[DESCRIPTION OF THE TASK]: Please locate each line of the material that contains the word "bounding", and copy every such line in full.

Layout dataset entries:
=-=-=-=-=
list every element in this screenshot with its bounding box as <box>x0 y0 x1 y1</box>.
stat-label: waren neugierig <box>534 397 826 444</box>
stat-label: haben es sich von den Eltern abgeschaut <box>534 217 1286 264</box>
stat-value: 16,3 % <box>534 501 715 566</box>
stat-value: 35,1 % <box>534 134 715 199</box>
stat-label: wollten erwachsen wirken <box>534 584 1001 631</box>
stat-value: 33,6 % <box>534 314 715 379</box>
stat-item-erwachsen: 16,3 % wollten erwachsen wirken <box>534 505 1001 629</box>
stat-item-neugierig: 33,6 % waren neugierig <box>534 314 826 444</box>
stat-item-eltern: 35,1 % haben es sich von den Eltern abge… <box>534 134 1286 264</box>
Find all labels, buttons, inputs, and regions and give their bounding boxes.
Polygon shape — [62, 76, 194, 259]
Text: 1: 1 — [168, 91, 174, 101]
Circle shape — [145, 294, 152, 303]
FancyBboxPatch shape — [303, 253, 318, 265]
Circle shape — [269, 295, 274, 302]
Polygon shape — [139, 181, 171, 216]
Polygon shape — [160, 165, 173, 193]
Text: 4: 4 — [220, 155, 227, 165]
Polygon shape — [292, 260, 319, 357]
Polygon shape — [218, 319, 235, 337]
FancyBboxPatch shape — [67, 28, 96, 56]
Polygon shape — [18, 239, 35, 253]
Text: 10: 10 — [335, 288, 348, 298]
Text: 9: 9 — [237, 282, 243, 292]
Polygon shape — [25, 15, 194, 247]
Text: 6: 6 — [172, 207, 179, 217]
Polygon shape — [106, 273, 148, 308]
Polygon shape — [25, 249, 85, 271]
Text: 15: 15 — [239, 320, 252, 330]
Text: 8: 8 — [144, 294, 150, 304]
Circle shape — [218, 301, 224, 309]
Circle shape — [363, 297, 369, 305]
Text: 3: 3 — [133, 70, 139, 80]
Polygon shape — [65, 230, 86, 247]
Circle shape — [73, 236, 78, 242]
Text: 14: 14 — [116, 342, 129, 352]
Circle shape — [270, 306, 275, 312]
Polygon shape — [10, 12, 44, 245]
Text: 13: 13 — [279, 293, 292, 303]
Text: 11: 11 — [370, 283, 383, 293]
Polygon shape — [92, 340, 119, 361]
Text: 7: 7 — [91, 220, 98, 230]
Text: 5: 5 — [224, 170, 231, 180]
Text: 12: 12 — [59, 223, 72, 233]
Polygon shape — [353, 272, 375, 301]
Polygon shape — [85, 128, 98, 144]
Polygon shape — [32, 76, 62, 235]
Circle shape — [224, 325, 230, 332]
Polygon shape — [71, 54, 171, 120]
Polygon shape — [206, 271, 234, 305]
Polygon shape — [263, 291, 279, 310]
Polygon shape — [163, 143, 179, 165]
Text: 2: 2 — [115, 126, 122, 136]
=-=-=-=-=
[ANSWER TO THE EXERCISE]:
list every element in this screenshot with its bounding box as <box>x0 y0 x1 y1</box>.
Find all labels, buttons, inputs, and regions and give their bounding boxes.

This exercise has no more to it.